__What is needed__. Among the entries below, find the lines with "Induk" and copy them.

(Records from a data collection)
-- BEGIN --

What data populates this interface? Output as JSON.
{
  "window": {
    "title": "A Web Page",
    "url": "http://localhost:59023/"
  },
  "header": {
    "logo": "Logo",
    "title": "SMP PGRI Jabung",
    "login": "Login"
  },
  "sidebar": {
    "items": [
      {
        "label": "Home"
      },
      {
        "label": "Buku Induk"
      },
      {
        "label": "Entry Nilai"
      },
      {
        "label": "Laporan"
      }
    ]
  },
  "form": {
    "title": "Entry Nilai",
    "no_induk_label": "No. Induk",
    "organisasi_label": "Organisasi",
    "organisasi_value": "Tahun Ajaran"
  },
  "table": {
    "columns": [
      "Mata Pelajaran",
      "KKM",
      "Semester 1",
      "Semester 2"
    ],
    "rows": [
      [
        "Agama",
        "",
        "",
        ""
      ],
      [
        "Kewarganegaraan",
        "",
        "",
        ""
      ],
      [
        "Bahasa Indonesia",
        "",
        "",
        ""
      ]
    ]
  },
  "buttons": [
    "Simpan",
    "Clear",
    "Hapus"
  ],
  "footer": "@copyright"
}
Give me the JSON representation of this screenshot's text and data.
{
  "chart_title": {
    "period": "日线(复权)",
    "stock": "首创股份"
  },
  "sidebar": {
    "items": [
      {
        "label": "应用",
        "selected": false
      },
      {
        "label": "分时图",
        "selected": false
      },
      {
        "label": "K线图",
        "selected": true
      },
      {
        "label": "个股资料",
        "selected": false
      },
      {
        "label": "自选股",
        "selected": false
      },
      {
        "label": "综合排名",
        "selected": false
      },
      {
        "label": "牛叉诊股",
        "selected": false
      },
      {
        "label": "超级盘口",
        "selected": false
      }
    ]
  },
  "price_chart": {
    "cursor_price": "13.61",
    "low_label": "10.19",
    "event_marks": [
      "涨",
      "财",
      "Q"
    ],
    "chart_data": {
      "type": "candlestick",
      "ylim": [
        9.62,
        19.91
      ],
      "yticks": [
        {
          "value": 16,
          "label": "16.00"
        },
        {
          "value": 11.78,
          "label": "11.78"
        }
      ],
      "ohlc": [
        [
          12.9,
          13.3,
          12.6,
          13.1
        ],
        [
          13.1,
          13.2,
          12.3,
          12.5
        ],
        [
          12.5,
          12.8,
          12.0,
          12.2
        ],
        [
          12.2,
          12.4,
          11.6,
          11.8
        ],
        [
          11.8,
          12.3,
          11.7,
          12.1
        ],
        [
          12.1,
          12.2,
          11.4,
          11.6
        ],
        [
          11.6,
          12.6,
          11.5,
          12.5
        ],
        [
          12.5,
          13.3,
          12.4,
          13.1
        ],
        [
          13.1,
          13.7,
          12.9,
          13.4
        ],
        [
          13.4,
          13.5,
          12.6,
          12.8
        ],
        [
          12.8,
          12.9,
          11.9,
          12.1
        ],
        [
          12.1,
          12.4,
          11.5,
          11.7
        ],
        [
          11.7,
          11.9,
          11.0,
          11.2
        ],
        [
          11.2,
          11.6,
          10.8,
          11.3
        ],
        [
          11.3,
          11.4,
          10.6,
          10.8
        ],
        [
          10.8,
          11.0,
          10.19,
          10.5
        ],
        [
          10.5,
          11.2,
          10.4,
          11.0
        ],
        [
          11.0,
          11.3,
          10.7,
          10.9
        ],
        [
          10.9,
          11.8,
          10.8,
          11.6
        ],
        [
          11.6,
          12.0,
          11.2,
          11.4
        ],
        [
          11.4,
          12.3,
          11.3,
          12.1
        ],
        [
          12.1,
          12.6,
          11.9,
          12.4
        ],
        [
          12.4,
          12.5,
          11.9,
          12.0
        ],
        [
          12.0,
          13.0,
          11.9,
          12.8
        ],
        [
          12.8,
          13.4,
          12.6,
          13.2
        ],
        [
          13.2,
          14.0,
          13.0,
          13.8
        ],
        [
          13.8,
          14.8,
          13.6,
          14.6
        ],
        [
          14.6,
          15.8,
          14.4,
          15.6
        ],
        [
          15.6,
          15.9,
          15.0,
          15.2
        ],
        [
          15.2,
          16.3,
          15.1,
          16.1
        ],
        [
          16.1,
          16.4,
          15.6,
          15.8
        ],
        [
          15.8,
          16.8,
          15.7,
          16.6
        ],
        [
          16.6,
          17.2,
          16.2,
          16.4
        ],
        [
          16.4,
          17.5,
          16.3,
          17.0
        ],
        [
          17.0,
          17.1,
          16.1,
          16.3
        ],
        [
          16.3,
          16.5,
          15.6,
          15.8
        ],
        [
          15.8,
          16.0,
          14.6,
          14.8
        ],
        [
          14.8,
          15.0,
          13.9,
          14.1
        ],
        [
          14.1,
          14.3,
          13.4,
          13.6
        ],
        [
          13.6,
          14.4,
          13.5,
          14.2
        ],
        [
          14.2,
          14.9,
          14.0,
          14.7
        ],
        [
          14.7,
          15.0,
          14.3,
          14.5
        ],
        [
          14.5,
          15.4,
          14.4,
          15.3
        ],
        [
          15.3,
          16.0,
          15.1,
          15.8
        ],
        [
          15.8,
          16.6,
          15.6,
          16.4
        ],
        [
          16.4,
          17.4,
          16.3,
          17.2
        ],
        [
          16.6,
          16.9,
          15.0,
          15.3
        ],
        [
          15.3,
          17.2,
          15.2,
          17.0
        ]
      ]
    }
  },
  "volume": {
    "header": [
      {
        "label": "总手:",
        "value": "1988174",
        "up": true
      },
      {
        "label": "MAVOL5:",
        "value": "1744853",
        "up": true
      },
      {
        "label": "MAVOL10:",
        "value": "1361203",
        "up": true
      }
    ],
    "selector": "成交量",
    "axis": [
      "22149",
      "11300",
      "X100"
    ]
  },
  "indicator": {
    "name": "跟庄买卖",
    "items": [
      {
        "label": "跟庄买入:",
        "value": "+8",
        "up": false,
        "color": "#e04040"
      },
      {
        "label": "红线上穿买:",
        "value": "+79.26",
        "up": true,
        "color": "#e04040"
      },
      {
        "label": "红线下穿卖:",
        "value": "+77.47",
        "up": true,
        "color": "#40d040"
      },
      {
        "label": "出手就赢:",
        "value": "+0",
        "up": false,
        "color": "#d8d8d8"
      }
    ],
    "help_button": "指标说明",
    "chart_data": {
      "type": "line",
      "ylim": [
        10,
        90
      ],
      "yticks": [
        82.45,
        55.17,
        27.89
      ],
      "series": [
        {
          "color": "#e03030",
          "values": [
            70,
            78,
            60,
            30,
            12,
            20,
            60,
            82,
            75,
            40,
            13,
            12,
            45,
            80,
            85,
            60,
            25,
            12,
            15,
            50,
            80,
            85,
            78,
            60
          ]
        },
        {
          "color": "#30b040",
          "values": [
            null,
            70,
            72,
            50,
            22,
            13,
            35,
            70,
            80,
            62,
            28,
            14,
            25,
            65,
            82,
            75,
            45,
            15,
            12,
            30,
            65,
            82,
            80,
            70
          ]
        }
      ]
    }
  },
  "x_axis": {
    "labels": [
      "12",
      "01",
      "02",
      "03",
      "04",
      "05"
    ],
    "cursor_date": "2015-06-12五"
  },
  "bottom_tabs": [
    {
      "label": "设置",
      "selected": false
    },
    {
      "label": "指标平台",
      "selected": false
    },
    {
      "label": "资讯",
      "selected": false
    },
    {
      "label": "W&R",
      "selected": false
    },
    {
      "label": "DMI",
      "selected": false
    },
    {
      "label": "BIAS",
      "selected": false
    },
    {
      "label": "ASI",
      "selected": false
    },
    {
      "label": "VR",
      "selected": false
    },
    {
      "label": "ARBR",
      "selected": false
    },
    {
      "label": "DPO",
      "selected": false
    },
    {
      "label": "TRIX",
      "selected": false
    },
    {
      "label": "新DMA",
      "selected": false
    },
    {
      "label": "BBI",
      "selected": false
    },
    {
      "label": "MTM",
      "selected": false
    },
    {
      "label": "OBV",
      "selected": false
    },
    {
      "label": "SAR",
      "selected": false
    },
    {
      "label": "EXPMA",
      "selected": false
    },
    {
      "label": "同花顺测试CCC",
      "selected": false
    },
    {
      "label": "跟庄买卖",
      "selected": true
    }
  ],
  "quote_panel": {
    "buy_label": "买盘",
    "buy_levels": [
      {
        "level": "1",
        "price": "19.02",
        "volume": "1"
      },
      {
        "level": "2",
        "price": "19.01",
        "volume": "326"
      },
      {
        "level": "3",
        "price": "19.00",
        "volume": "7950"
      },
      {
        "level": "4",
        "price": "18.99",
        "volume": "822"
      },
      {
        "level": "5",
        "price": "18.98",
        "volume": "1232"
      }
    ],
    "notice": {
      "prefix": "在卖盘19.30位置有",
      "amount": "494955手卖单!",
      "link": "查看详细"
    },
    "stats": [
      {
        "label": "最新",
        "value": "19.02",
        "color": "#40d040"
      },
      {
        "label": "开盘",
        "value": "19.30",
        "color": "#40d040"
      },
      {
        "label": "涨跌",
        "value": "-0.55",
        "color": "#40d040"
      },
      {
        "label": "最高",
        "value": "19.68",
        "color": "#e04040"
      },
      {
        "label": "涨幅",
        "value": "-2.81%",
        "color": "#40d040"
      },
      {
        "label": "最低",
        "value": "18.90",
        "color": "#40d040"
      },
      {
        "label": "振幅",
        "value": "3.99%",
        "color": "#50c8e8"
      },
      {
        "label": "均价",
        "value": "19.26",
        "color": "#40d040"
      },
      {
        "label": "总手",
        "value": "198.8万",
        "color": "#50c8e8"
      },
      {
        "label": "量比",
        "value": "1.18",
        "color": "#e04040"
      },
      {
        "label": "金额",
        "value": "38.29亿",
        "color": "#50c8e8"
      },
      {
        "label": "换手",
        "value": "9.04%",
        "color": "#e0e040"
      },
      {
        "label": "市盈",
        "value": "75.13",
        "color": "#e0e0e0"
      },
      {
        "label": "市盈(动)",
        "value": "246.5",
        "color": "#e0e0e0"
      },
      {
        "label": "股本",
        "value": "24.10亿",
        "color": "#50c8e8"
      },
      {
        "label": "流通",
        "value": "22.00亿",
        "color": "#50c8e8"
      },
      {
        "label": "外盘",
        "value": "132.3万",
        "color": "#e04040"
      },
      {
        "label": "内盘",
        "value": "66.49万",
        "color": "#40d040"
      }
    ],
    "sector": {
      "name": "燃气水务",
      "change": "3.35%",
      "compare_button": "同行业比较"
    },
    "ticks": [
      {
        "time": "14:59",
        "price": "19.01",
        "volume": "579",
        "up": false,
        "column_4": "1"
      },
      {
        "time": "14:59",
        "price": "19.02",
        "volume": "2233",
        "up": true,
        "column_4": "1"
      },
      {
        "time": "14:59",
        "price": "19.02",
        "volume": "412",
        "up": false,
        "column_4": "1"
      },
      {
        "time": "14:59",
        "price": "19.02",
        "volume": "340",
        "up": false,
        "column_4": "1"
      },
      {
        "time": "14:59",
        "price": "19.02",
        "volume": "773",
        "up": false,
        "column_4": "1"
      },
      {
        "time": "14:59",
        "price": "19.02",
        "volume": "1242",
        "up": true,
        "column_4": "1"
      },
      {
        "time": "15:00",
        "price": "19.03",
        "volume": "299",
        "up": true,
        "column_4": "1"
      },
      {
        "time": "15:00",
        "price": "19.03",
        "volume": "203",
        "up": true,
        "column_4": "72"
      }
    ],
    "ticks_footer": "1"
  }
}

-- END --

__Solution for this problem__.
        "label": "Buku Induk"
    "no_induk_label": "No. Induk",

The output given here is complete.